Start of Data shown
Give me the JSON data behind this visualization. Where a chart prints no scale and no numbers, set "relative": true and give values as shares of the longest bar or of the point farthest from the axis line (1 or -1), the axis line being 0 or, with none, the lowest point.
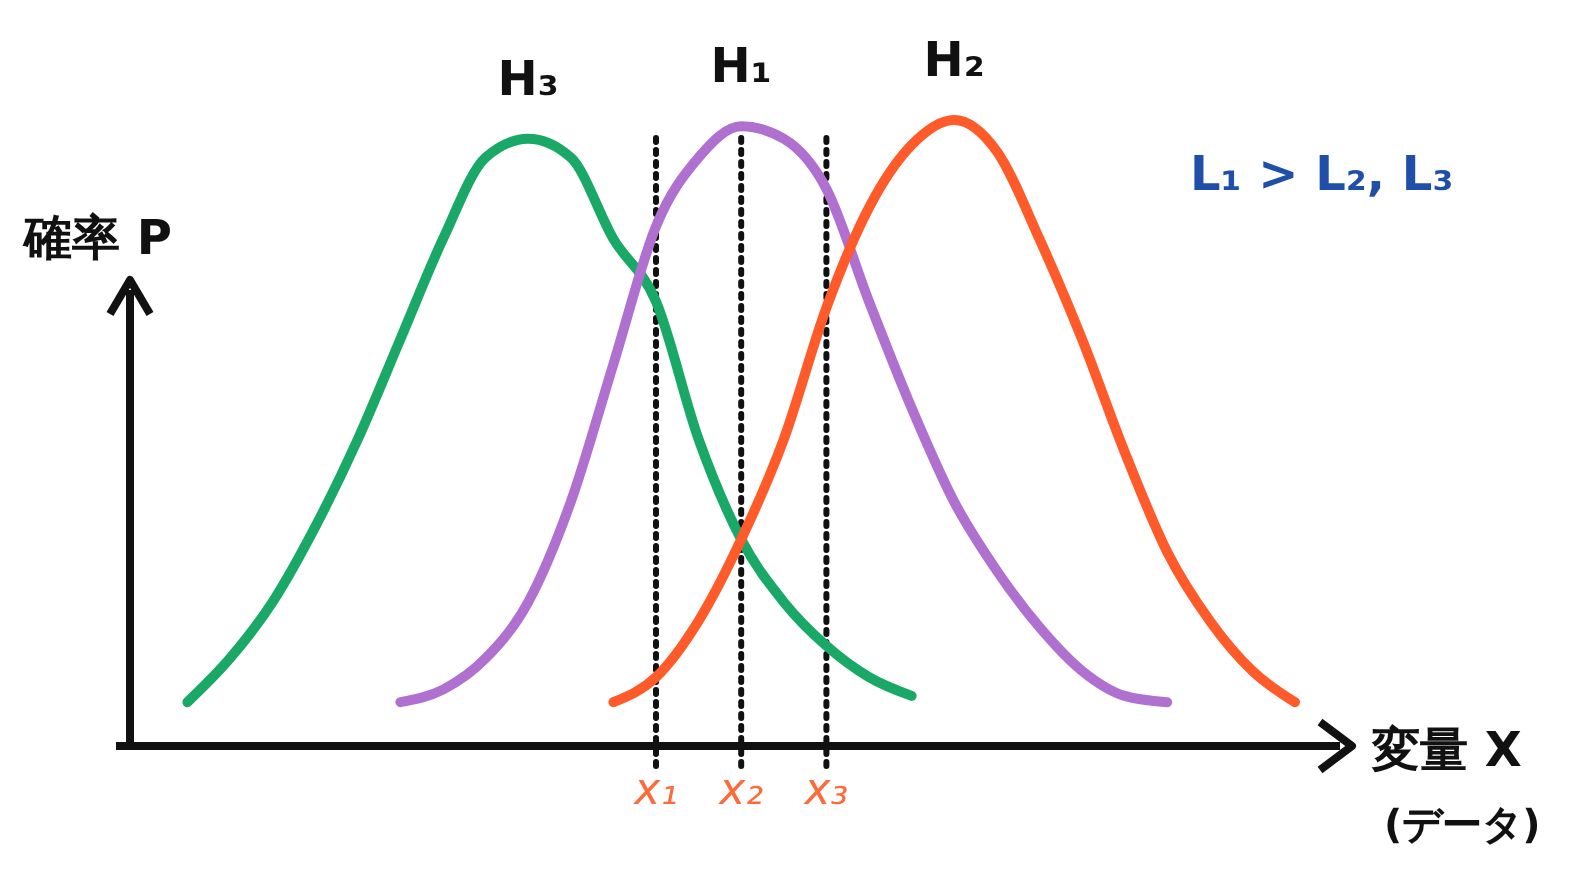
{
  "chart_data": {
    "type": "line",
    "relative": true,
    "xlabel": "変量 X\n(データ)",
    "ylabel": "確率 P",
    "annotations": [
      "L₁ > L₂, L₃"
    ],
    "categories": [
      null,
      null,
      null,
      null,
      null,
      null,
      null,
      null,
      null,
      null,
      null,
      null,
      "x₁",
      null,
      "x₂",
      null,
      "x₃",
      null,
      null,
      null,
      null,
      null,
      null,
      null,
      null,
      null,
      null,
      null
    ],
    "ref_lines": [
      {
        "axis": "x",
        "value": "x₁",
        "color": "#111111",
        "line_style": "dotted"
      },
      {
        "axis": "x",
        "value": "x₂",
        "color": "#111111",
        "line_style": "dotted"
      },
      {
        "axis": "x",
        "value": "x₃",
        "color": "#111111",
        "line_style": "dotted"
      }
    ],
    "legend": false,
    "grid": false,
    "marker": "none",
    "line_style": "solid",
    "series": [
      {
        "name": "H₃",
        "color": "#1aa866",
        "values": [
          null,
          0.07,
          0.14,
          0.23,
          0.35,
          0.49,
          0.65,
          0.81,
          0.94,
          0.97,
          0.94,
          0.81,
          0.71,
          0.49,
          0.33,
          0.23,
          0.16,
          0.11,
          0.08,
          null,
          null,
          null,
          null,
          null,
          null,
          null,
          null,
          null
        ]
      },
      {
        "name": "H₁",
        "color": "#b070d0",
        "values": [
          null,
          null,
          null,
          null,
          null,
          null,
          0.07,
          0.09,
          0.14,
          0.23,
          0.39,
          0.61,
          0.83,
          0.94,
          0.99,
          0.97,
          0.89,
          0.71,
          0.54,
          0.39,
          0.28,
          0.19,
          0.12,
          0.08,
          0.07,
          null,
          null,
          null
        ]
      },
      {
        "name": "H₂",
        "color": "#ff5a2a",
        "values": [
          null,
          null,
          null,
          null,
          null,
          null,
          null,
          null,
          null,
          null,
          null,
          0.07,
          0.11,
          0.2,
          0.33,
          0.49,
          0.7,
          0.86,
          0.96,
          1,
          0.95,
          0.81,
          0.65,
          0.47,
          0.31,
          0.2,
          0.12,
          0.07
        ]
      }
    ]
  }
}
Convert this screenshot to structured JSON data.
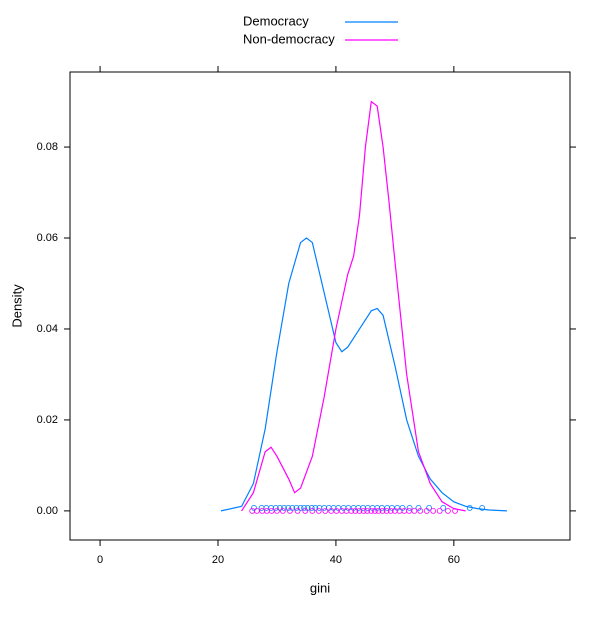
End of Data shown
» **Stated task**
Go through the records above and copy every line with the word "this".

» **Result**
Give me the JSON data behind this visualization. Where a chart prints no scale and no numbers, set "relative": true and give values as shares of the longest bar or of the point farthest from the axis line (1 or -1), the axis line being 0 or, with none, the lowest point.
Convert this screenshot to structured JSON data.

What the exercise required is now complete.